TASK PROMPT –
Copy each line with the word "description" in it.

[Data extracted from a collection]
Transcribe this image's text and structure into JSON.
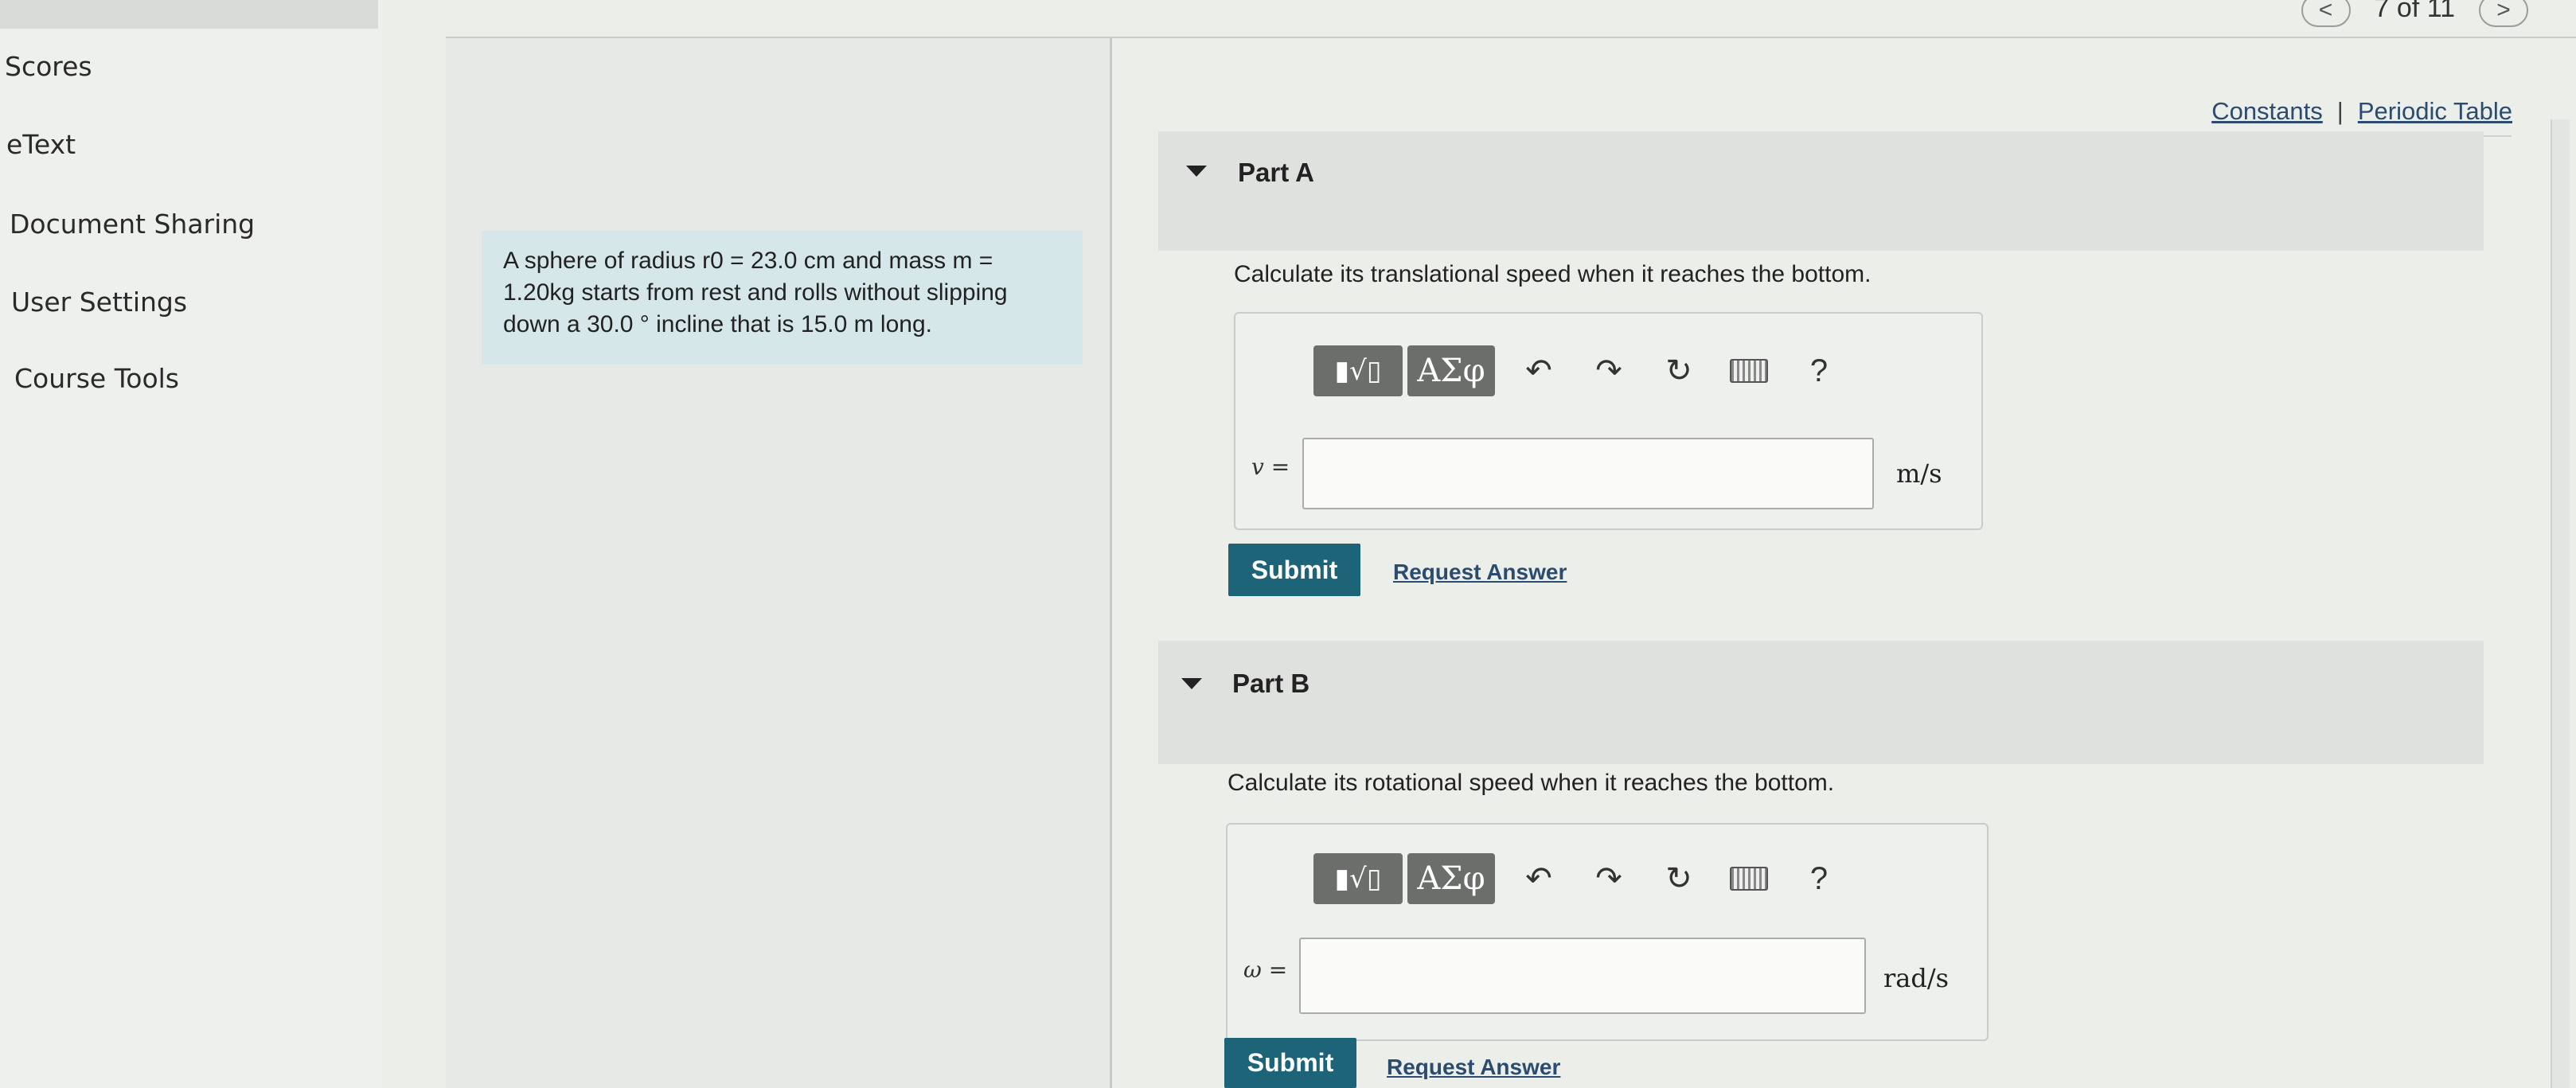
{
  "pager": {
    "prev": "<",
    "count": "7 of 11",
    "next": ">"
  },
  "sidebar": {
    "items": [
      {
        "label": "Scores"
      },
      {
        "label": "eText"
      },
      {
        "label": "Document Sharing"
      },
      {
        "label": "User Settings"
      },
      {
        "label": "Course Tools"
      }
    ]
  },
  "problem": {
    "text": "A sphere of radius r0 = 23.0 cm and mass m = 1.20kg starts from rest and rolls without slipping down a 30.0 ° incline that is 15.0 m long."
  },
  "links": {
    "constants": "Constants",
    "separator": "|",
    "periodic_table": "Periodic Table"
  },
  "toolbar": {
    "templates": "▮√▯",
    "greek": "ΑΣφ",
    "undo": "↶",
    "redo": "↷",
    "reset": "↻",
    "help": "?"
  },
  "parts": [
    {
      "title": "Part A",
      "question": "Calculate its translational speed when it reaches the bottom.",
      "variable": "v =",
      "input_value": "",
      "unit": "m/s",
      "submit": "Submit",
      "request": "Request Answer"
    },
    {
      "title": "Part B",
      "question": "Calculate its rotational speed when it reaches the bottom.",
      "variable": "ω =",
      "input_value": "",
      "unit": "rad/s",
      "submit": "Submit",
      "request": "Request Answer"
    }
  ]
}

* * *

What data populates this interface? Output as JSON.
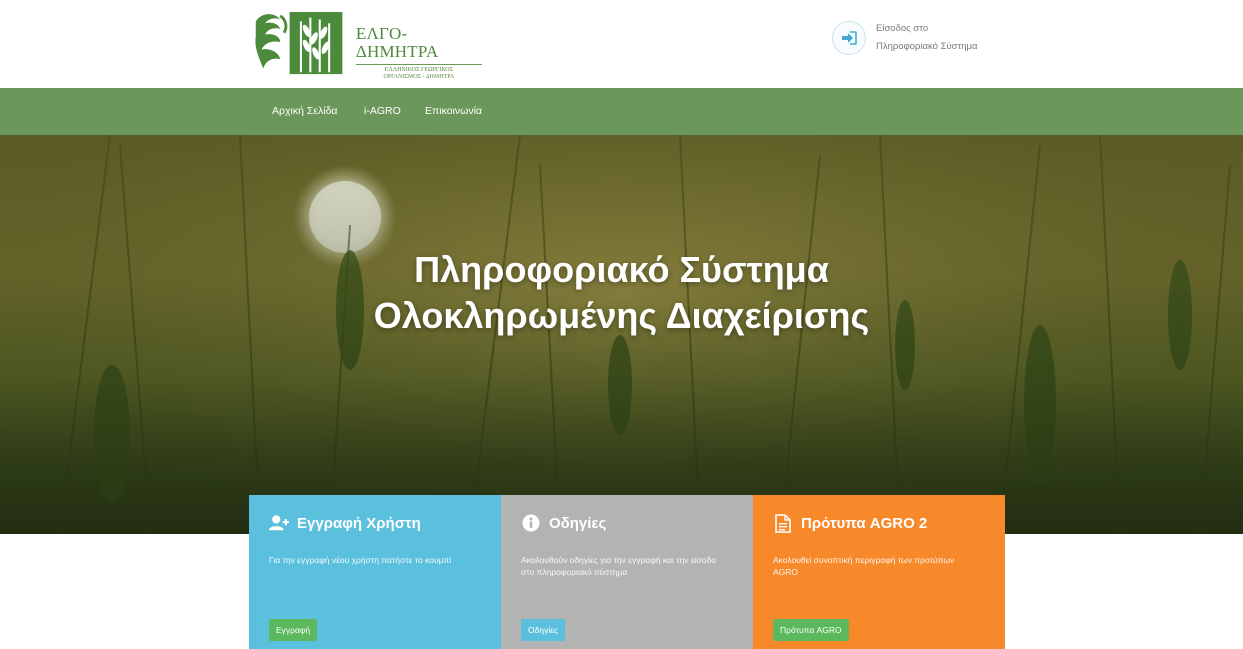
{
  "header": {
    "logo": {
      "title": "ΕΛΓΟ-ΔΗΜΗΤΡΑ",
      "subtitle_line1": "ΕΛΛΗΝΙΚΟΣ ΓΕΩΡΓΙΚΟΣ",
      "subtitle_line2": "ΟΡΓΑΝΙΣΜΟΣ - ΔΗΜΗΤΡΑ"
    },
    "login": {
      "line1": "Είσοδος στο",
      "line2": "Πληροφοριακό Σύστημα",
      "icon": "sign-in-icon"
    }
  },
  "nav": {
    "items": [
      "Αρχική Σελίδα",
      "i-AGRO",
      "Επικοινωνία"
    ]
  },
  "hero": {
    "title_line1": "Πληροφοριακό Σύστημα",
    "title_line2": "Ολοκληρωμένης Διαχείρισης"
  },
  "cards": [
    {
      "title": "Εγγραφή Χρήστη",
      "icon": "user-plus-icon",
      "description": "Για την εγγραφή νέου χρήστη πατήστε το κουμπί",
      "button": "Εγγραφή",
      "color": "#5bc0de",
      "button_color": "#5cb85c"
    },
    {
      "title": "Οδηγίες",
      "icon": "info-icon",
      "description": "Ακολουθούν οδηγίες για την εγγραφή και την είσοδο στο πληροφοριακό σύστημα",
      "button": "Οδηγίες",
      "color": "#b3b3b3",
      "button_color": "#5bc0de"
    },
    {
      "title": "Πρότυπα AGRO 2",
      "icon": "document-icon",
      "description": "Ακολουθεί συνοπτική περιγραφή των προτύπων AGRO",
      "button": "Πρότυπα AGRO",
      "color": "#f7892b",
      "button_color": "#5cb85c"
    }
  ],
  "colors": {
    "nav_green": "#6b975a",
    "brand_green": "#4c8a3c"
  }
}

---

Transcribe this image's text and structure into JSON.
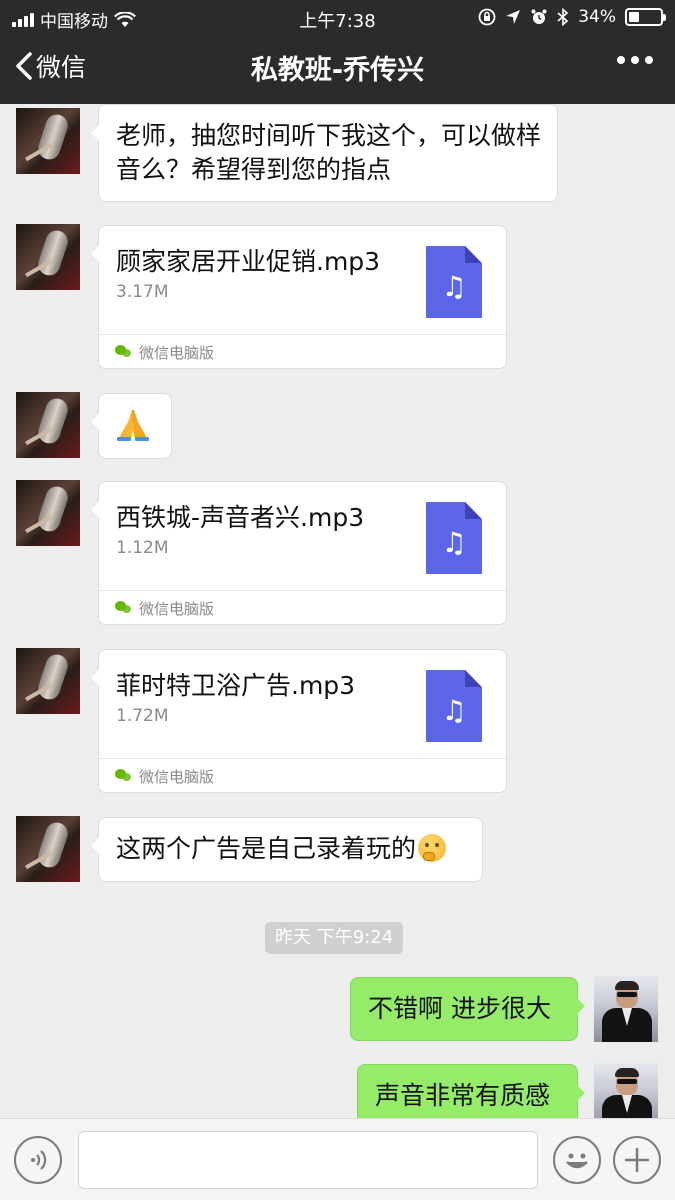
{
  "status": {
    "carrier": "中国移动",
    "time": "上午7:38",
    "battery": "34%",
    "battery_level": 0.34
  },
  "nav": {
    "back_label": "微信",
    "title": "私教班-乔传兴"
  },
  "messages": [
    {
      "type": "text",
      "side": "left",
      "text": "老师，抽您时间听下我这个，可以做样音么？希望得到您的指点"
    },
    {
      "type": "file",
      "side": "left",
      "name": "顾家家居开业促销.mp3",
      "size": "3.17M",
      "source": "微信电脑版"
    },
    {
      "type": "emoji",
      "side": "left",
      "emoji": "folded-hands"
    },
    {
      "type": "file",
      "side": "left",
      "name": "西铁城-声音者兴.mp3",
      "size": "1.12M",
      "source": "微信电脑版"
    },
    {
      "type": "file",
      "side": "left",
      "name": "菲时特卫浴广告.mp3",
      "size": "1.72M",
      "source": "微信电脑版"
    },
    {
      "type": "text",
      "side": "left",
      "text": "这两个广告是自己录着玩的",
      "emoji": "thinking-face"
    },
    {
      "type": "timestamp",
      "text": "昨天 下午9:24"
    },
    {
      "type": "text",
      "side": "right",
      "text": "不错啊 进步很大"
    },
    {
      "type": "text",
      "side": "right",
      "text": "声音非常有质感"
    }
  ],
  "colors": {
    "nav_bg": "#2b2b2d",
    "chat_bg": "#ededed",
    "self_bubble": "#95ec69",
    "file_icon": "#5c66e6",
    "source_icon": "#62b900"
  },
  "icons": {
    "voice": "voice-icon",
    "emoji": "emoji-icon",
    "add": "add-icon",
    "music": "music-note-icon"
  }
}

FINAL RESULT –
      "description": "Για την εγγραφή νέου χρήστη πατήστε το κουμπί",
      "description": "Ακολουθούν οδηγίες για την εγγραφή και την είσοδο στο πληροφοριακό σύστημα",
      "description": "Ακολουθεί συνοπτική περιγραφή των προτύπων AGRO",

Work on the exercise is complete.